───── Stored rows ─────

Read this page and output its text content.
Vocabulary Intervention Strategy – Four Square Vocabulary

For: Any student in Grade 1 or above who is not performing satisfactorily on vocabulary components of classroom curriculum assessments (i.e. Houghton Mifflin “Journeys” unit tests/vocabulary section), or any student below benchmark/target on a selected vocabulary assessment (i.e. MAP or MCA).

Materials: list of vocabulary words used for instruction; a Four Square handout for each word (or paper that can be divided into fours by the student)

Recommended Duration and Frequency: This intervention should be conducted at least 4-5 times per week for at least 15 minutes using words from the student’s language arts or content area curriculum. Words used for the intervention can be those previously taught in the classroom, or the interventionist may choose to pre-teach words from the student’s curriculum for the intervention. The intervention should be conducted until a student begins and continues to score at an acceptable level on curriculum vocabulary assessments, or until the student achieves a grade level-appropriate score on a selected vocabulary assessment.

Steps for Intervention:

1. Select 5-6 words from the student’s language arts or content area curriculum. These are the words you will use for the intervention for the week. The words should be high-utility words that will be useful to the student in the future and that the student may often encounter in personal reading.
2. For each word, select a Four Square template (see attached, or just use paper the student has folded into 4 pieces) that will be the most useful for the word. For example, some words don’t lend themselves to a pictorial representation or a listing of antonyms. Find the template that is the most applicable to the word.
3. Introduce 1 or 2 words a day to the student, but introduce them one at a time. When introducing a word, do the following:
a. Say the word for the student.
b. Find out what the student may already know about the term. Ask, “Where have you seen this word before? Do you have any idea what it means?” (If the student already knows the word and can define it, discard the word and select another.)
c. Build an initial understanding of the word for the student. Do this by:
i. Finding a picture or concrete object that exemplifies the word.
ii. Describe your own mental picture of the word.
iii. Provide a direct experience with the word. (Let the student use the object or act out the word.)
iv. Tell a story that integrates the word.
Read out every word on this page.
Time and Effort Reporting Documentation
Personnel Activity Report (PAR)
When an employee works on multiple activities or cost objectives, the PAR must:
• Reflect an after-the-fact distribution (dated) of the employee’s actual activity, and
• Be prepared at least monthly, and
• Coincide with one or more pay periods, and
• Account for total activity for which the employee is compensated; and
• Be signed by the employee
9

─────

• Stated goal
Copy all of the data. Keep every word exactly as it is.

• Complete answer
Read this page and output its text content.
Vocabulary Intervention Strategy – Four Square Vocabulary

For: Any student in Grade 1 or above who is not performing satisfactorily on vocabulary components of classroom curriculum assessments (i.e. Houghton Mifflin “Journeys” unit tests/vocabulary section), or any student below benchmark/target on a selected vocabulary assessment (i.e. MAP or MCA).

Materials: list of vocabulary words used for instruction; a Four Square handout for each word (or paper that can be divided into fours by the student)

Recommended Duration and Frequency: This intervention should be conducted at least 4-5 times per week for at least 15 minutes using words from the student’s language arts or content area curriculum. Words used for the intervention can be those previously taught in the classroom, or the interventionist may choose to pre-teach words from the student’s curriculum for the intervention. The intervention should be conducted until a student begins and continues to score at an acceptable level on curriculum vocabulary assessments, or until the student achieves a grade level-appropriate score on a selected vocabulary assessment.

Steps for Intervention:

1. Select 5-6 words from the student’s language arts or content area curriculum. These are the words you will use for the intervention for the week. The words should be high-utility words that will be useful to the student in the future and that the student may often encounter in personal reading.
2. For each word, select a Four Square template (see attached, or just use paper the student has folded into 4 pieces) that will be the most useful for the word. For example, some words don’t lend themselves to a pictorial representation or a listing of antonyms. Find the template that is the most applicable to the word.
3. Introduce 1 or 2 words a day to the student, but introduce them one at a time. When introducing a word, do the following:
a. Say the word for the student.
b. Find out what the student may already know about the term. Ask, “Where have you seen this word before? Do you have any idea what it means?” (If the student already knows the word and can define it, discard the word and select another.)
c. Build an initial understanding of the word for the student. Do this by:
i. Finding a picture or concrete object that exemplifies the word.
ii. Describe your own mental picture of the word.
iii. Provide a direct experience with the word. (Let the student use the object or act out the word.)
iv. Tell a story that integrates the word.
Read out every word on this page.
Time and Effort Reporting Documentation
Personnel Activity Report (PAR)
When an employee works on multiple activities or cost objectives, the PAR must:
• Reflect an after-the-fact distribution (dated) of the employee’s actual activity, and
• Be prepared at least monthly, and
• Coincide with one or more pay periods, and
• Account for total activity for which the employee is compensated; and
• Be signed by the employee
9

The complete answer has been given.